Extracts from a graphics dataset:
----------

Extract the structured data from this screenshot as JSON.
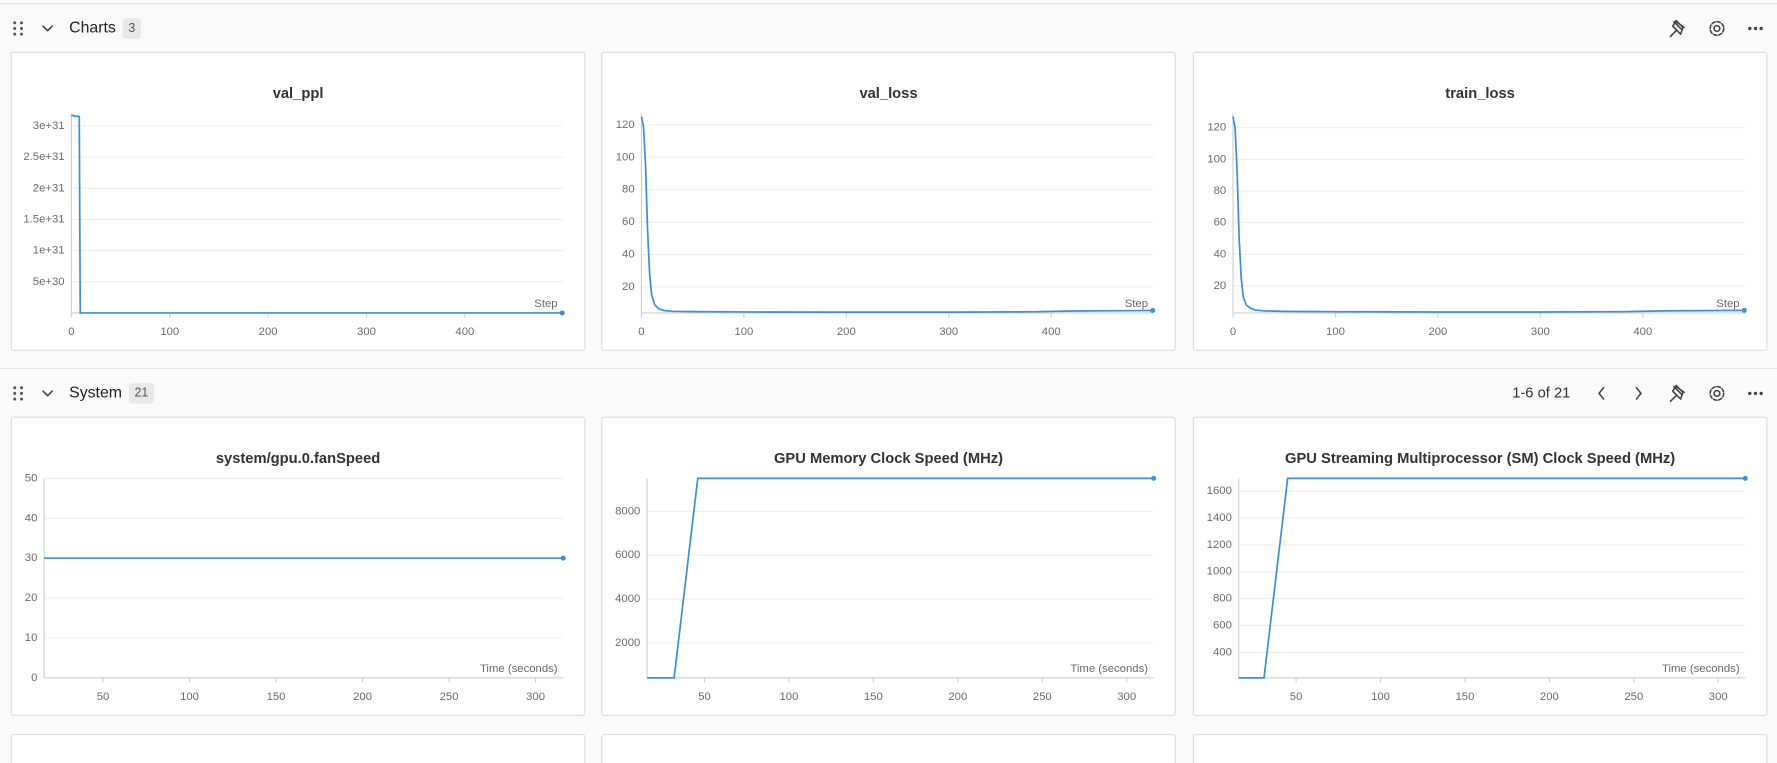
{
  "sections": [
    {
      "title": "Charts",
      "count": 3
    },
    {
      "title": "System",
      "count": 21,
      "pagination": "1-6 of 21"
    }
  ],
  "chart_data": [
    {
      "type": "line",
      "title": "val_ppl",
      "xlabel": "Step",
      "color": "#3d8fd8",
      "x": [
        0,
        2,
        4,
        6,
        8,
        9,
        50,
        100,
        200,
        300,
        400,
        499
      ],
      "values": [
        3.16e+31,
        3.17e+31,
        3.15e+31,
        3.16e+31,
        3.15e+31,
        12,
        8,
        7,
        6.5,
        6.3,
        6.6,
        6.8
      ],
      "xlim": [
        0,
        500
      ],
      "ylim": [
        0,
        3.2e+31
      ],
      "xticks": [
        0,
        100,
        200,
        300,
        400
      ],
      "yticks": [
        {
          "value": 5e+30,
          "label": "5e+30"
        },
        {
          "value": 1e+31,
          "label": "1e+31"
        },
        {
          "value": 1.5e+31,
          "label": "1.5e+31"
        },
        {
          "value": 2e+31,
          "label": "2e+31"
        },
        {
          "value": 2.5e+31,
          "label": "2.5e+31"
        },
        {
          "value": 3e+31,
          "label": "3e+31"
        }
      ]
    },
    {
      "type": "line",
      "title": "val_loss",
      "xlabel": "Step",
      "color": "#3d8fd8",
      "x": [
        0,
        2,
        4,
        6,
        8,
        10,
        13,
        17,
        22,
        30,
        50,
        100,
        200,
        300,
        380,
        420,
        499
      ],
      "values": [
        125,
        119,
        95,
        55,
        28,
        15,
        9,
        6.5,
        5.5,
        5,
        4.8,
        4.6,
        4.5,
        4.5,
        4.7,
        5.2,
        5.5
      ],
      "xlim": [
        0,
        500
      ],
      "ylim": [
        4,
        127
      ],
      "xticks": [
        0,
        100,
        200,
        300,
        400
      ],
      "yticks": [
        20,
        40,
        60,
        80,
        100,
        120
      ]
    },
    {
      "type": "line",
      "title": "train_loss",
      "xlabel": "Step",
      "color": "#3d8fd8",
      "x": [
        0,
        2,
        4,
        6,
        8,
        10,
        13,
        17,
        22,
        30,
        50,
        100,
        200,
        300,
        380,
        420,
        499
      ],
      "values": [
        127,
        120,
        92,
        50,
        25,
        13,
        8,
        6,
        4.8,
        4.3,
        4,
        3.8,
        3.6,
        3.6,
        3.8,
        4.3,
        4.6
      ],
      "xlim": [
        0,
        500
      ],
      "ylim": [
        3,
        129
      ],
      "xticks": [
        0,
        100,
        200,
        300,
        400
      ],
      "yticks": [
        20,
        40,
        60,
        80,
        100,
        120
      ]
    },
    {
      "type": "line",
      "title": "system/gpu.0.fanSpeed",
      "xlabel": "Time (seconds)",
      "color": "#3d8fd8",
      "x": [
        16,
        46,
        76,
        106,
        136,
        166,
        196,
        226,
        256,
        286,
        316
      ],
      "values": [
        30,
        30,
        30,
        30,
        30,
        30,
        30,
        30,
        30,
        30,
        30
      ],
      "xlim": [
        16,
        316
      ],
      "ylim": [
        0,
        50
      ],
      "xticks": [
        50,
        100,
        150,
        200,
        250,
        300
      ],
      "yticks": [
        0,
        10,
        20,
        30,
        40,
        50
      ]
    },
    {
      "type": "line",
      "title": "GPU Memory Clock Speed (MHz)",
      "xlabel": "Time (seconds)",
      "color": "#3d8fd8",
      "x": [
        16,
        32,
        46,
        316
      ],
      "values": [
        405,
        405,
        9501,
        9501
      ],
      "xlim": [
        16,
        316
      ],
      "ylim": [
        405,
        9501
      ],
      "xticks": [
        50,
        100,
        150,
        200,
        250,
        300
      ],
      "yticks": [
        2000,
        4000,
        6000,
        8000
      ]
    },
    {
      "type": "line",
      "title": "GPU Streaming Multiprocessor (SM) Clock Speed (MHz)",
      "xlabel": "Time (seconds)",
      "color": "#3d8fd8",
      "x": [
        16,
        31,
        45,
        316
      ],
      "values": [
        210,
        210,
        1695,
        1695
      ],
      "xlim": [
        16,
        316
      ],
      "ylim": [
        210,
        1695
      ],
      "xticks": [
        50,
        100,
        150,
        200,
        250,
        300
      ],
      "yticks": [
        400,
        600,
        800,
        1000,
        1200,
        1400,
        1600
      ]
    }
  ]
}
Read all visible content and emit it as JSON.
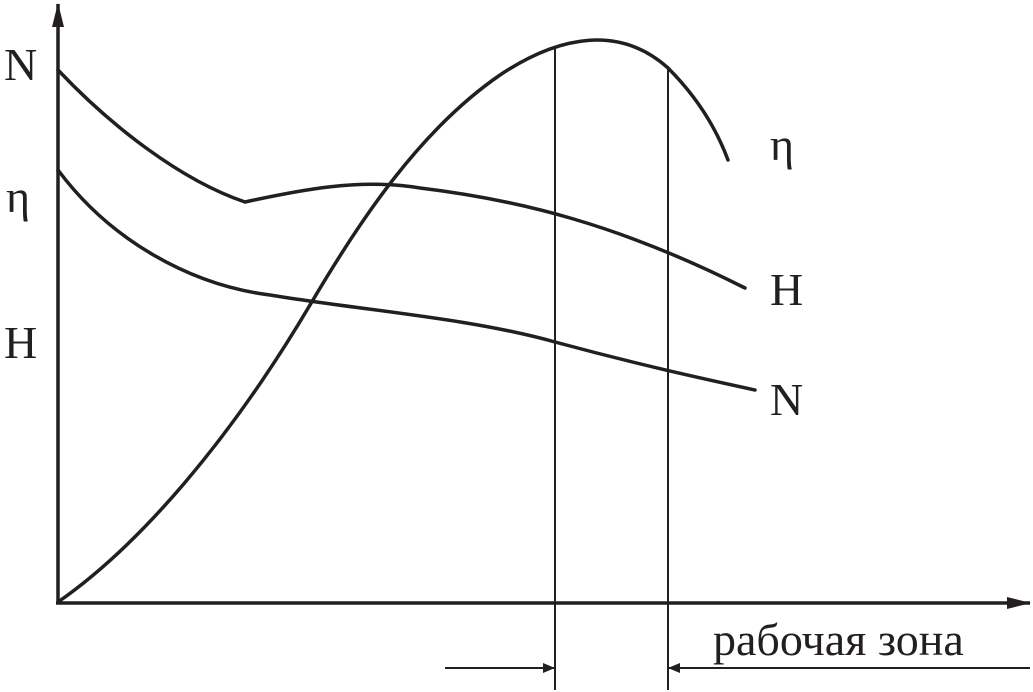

----------

Copy and report every line where the word "Clock" is present.

Expected answer:
      "title": "GPU Memory Clock Speed (MHz)",
      "title": "GPU Streaming Multiprocessor (SM) Clock Speed (MHz)",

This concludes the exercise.